• Written problem: What follows is a block of records; restate each one word for word.

• Given data:
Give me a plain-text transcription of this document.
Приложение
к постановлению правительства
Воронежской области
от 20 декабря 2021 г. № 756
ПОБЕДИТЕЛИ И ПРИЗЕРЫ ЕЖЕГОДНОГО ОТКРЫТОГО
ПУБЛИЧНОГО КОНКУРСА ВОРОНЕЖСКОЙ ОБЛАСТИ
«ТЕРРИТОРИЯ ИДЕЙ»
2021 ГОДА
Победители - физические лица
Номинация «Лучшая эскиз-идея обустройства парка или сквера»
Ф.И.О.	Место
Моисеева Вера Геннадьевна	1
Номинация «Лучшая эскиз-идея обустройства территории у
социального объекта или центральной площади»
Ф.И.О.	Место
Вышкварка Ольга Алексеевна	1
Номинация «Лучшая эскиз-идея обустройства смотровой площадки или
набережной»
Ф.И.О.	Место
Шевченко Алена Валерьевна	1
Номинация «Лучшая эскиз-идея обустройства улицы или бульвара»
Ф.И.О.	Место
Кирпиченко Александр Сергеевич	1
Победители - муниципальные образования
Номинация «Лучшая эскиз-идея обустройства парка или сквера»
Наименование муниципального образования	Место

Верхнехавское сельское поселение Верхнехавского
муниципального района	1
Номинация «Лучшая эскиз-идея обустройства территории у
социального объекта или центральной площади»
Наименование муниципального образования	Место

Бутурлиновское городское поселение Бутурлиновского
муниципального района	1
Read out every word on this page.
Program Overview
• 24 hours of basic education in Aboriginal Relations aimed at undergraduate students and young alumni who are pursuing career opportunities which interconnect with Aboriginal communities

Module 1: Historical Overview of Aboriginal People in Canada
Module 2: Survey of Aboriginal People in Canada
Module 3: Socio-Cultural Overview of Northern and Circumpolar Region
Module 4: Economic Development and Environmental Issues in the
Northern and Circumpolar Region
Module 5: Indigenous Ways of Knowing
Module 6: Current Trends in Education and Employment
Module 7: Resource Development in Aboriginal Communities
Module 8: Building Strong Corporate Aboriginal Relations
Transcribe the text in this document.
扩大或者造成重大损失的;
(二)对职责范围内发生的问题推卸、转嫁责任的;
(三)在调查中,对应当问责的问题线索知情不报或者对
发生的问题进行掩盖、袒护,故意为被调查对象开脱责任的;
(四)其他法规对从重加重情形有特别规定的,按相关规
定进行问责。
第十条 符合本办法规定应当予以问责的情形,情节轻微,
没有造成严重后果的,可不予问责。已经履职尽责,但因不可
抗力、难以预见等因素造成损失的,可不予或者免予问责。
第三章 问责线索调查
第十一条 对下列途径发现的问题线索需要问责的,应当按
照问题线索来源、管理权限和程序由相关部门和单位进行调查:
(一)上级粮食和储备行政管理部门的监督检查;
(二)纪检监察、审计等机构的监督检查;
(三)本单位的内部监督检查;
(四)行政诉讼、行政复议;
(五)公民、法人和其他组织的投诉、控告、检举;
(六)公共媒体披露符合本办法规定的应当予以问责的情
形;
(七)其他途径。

• Response:
Give me a plain-text transcription of this document.
Приложение
к постановлению правительства
Воронежской области
от 20 декабря 2021 г. № 756
ПОБЕДИТЕЛИ И ПРИЗЕРЫ ЕЖЕГОДНОГО ОТКРЫТОГО
ПУБЛИЧНОГО КОНКУРСА ВОРОНЕЖСКОЙ ОБЛАСТИ
«ТЕРРИТОРИЯ ИДЕЙ»
2021 ГОДА
Победители - физические лица
Номинация «Лучшая эскиз-идея обустройства парка или сквера»
Ф.И.О.	Место
Моисеева Вера Геннадьевна	1
Номинация «Лучшая эскиз-идея обустройства территории у
социального объекта или центральной площади»
Ф.И.О.	Место
Вышкварка Ольга Алексеевна	1
Номинация «Лучшая эскиз-идея обустройства смотровой площадки или
набережной»
Ф.И.О.	Место
Шевченко Алена Валерьевна	1
Номинация «Лучшая эскиз-идея обустройства улицы или бульвара»
Ф.И.О.	Место
Кирпиченко Александр Сергеевич	1
Победители - муниципальные образования
Номинация «Лучшая эскиз-идея обустройства парка или сквера»
Наименование муниципального образования	Место

Верхнехавское сельское поселение Верхнехавского
муниципального района	1
Номинация «Лучшая эскиз-идея обустройства территории у
социального объекта или центральной площади»
Наименование муниципального образования	Место

Бутурлиновское городское поселение Бутурлиновского
муниципального района	1
Read out every word on this page.
Program Overview
• 24 hours of basic education in Aboriginal Relations aimed at undergraduate students and young alumni who are pursuing career opportunities which interconnect with Aboriginal communities

Module 1: Historical Overview of Aboriginal People in Canada
Module 2: Survey of Aboriginal People in Canada
Module 3: Socio-Cultural Overview of Northern and Circumpolar Region
Module 4: Economic Development and Environmental Issues in the
Northern and Circumpolar Region
Module 5: Indigenous Ways of Knowing
Module 6: Current Trends in Education and Employment
Module 7: Resource Development in Aboriginal Communities
Module 8: Building Strong Corporate Aboriginal Relations
Transcribe the text in this document.
扩大或者造成重大损失的;
(二)对职责范围内发生的问题推卸、转嫁责任的;
(三)在调查中,对应当问责的问题线索知情不报或者对
发生的问题进行掩盖、袒护,故意为被调查对象开脱责任的;
(四)其他法规对从重加重情形有特别规定的,按相关规
定进行问责。
第十条 符合本办法规定应当予以问责的情形,情节轻微,
没有造成严重后果的,可不予问责。已经履职尽责,但因不可
抗力、难以预见等因素造成损失的,可不予或者免予问责。
第三章 问责线索调查
第十一条 对下列途径发现的问题线索需要问责的,应当按
照问题线索来源、管理权限和程序由相关部门和单位进行调查:
(一)上级粮食和储备行政管理部门的监督检查;
(二)纪检监察、审计等机构的监督检查;
(三)本单位的内部监督检查;
(四)行政诉讼、行政复议;
(五)公民、法人和其他组织的投诉、控告、检举;
(六)公共媒体披露符合本办法规定的应当予以问责的情
形;
(七)其他途径。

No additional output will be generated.